**Stated problem:**
Extract every line of the material below and reproduce it faithfully.

**Data provided:**
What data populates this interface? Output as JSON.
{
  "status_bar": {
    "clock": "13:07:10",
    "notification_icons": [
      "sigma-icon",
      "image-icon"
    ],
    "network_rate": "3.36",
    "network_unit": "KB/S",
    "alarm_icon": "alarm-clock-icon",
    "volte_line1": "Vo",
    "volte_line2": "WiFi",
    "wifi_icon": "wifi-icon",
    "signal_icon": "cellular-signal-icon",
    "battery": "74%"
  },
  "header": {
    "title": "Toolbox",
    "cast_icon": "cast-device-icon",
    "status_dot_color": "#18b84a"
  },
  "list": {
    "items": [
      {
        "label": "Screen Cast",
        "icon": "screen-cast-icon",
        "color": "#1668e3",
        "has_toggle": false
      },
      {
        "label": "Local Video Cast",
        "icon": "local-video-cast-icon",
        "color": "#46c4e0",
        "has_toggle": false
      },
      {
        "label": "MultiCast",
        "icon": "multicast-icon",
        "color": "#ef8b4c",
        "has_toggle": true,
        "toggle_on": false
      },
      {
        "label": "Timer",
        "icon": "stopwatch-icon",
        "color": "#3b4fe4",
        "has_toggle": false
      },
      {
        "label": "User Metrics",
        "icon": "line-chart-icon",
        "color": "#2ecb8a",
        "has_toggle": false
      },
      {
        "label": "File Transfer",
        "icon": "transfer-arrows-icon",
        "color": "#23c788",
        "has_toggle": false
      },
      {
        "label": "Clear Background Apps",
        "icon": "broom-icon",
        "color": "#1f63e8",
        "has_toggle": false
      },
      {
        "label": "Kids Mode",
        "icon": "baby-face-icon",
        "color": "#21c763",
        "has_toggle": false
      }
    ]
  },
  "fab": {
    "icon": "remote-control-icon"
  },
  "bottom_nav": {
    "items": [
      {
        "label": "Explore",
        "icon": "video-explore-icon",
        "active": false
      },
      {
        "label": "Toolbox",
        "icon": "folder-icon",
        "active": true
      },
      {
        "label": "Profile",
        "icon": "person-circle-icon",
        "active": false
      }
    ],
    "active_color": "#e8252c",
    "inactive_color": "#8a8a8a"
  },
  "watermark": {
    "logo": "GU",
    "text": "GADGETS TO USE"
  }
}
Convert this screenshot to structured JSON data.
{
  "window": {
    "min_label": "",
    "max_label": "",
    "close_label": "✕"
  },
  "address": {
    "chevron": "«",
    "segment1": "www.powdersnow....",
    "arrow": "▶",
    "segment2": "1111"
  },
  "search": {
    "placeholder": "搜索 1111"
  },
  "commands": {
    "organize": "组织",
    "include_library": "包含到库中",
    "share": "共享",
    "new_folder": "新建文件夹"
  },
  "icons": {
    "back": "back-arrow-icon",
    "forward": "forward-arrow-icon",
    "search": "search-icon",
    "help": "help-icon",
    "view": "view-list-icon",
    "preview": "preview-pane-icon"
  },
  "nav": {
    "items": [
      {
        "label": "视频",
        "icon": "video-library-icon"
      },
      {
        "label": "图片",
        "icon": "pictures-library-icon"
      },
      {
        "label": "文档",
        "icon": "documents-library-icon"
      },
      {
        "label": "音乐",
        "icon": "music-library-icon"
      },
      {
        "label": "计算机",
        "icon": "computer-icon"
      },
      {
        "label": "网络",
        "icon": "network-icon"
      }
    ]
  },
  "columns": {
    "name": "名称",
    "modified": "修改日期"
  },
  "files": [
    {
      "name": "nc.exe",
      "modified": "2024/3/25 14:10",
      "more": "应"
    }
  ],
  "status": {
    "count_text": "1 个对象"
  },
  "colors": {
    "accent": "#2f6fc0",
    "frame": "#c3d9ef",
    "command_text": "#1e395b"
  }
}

**Task solution:**
What data populates this interface? Output as JSON.
{
  "status_bar": {
    "clock": "13:07:10",
    "notification_icons": [
      "sigma-icon",
      "image-icon"
    ],
    "network_rate": "3.36",
    "network_unit": "KB/S",
    "alarm_icon": "alarm-clock-icon",
    "volte_line1": "Vo",
    "volte_line2": "WiFi",
    "wifi_icon": "wifi-icon",
    "signal_icon": "cellular-signal-icon",
    "battery": "74%"
  },
  "header": {
    "title": "Toolbox",
    "cast_icon": "cast-device-icon",
    "status_dot_color": "#18b84a"
  },
  "list": {
    "items": [
      {
        "label": "Screen Cast",
        "icon": "screen-cast-icon",
        "color": "#1668e3",
        "has_toggle": false
      },
      {
        "label": "Local Video Cast",
        "icon": "local-video-cast-icon",
        "color": "#46c4e0",
        "has_toggle": false
      },
      {
        "label": "MultiCast",
        "icon": "multicast-icon",
        "color": "#ef8b4c",
        "has_toggle": true,
        "toggle_on": false
      },
      {
        "label": "Timer",
        "icon": "stopwatch-icon",
        "color": "#3b4fe4",
        "has_toggle": false
      },
      {
        "label": "User Metrics",
        "icon": "line-chart-icon",
        "color": "#2ecb8a",
        "has_toggle": false
      },
      {
        "label": "File Transfer",
        "icon": "transfer-arrows-icon",
        "color": "#23c788",
        "has_toggle": false
      },
      {
        "label": "Clear Background Apps",
        "icon": "broom-icon",
        "color": "#1f63e8",
        "has_toggle": false
      },
      {
        "label": "Kids Mode",
        "icon": "baby-face-icon",
        "color": "#21c763",
        "has_toggle": false
      }
    ]
  },
  "fab": {
    "icon": "remote-control-icon"
  },
  "bottom_nav": {
    "items": [
      {
        "label": "Explore",
        "icon": "video-explore-icon",
        "active": false
      },
      {
        "label": "Toolbox",
        "icon": "folder-icon",
        "active": true
      },
      {
        "label": "Profile",
        "icon": "person-circle-icon",
        "active": false
      }
    ],
    "active_color": "#e8252c",
    "inactive_color": "#8a8a8a"
  },
  "watermark": {
    "logo": "GU",
    "text": "GADGETS TO USE"
  }
}
Convert this screenshot to structured JSON data.
{
  "window": {
    "min_label": "",
    "max_label": "",
    "close_label": "✕"
  },
  "address": {
    "chevron": "«",
    "segment1": "www.powdersnow....",
    "arrow": "▶",
    "segment2": "1111"
  },
  "search": {
    "placeholder": "搜索 1111"
  },
  "commands": {
    "organize": "组织",
    "include_library": "包含到库中",
    "share": "共享",
    "new_folder": "新建文件夹"
  },
  "icons": {
    "back": "back-arrow-icon",
    "forward": "forward-arrow-icon",
    "search": "search-icon",
    "help": "help-icon",
    "view": "view-list-icon",
    "preview": "preview-pane-icon"
  },
  "nav": {
    "items": [
      {
        "label": "视频",
        "icon": "video-library-icon"
      },
      {
        "label": "图片",
        "icon": "pictures-library-icon"
      },
      {
        "label": "文档",
        "icon": "documents-library-icon"
      },
      {
        "label": "音乐",
        "icon": "music-library-icon"
      },
      {
        "label": "计算机",
        "icon": "computer-icon"
      },
      {
        "label": "网络",
        "icon": "network-icon"
      }
    ]
  },
  "columns": {
    "name": "名称",
    "modified": "修改日期"
  },
  "files": [
    {
      "name": "nc.exe",
      "modified": "2024/3/25 14:10",
      "more": "应"
    }
  ],
  "status": {
    "count_text": "1 个对象"
  },
  "colors": {
    "accent": "#2f6fc0",
    "frame": "#c3d9ef",
    "command_text": "#1e395b"
  }
}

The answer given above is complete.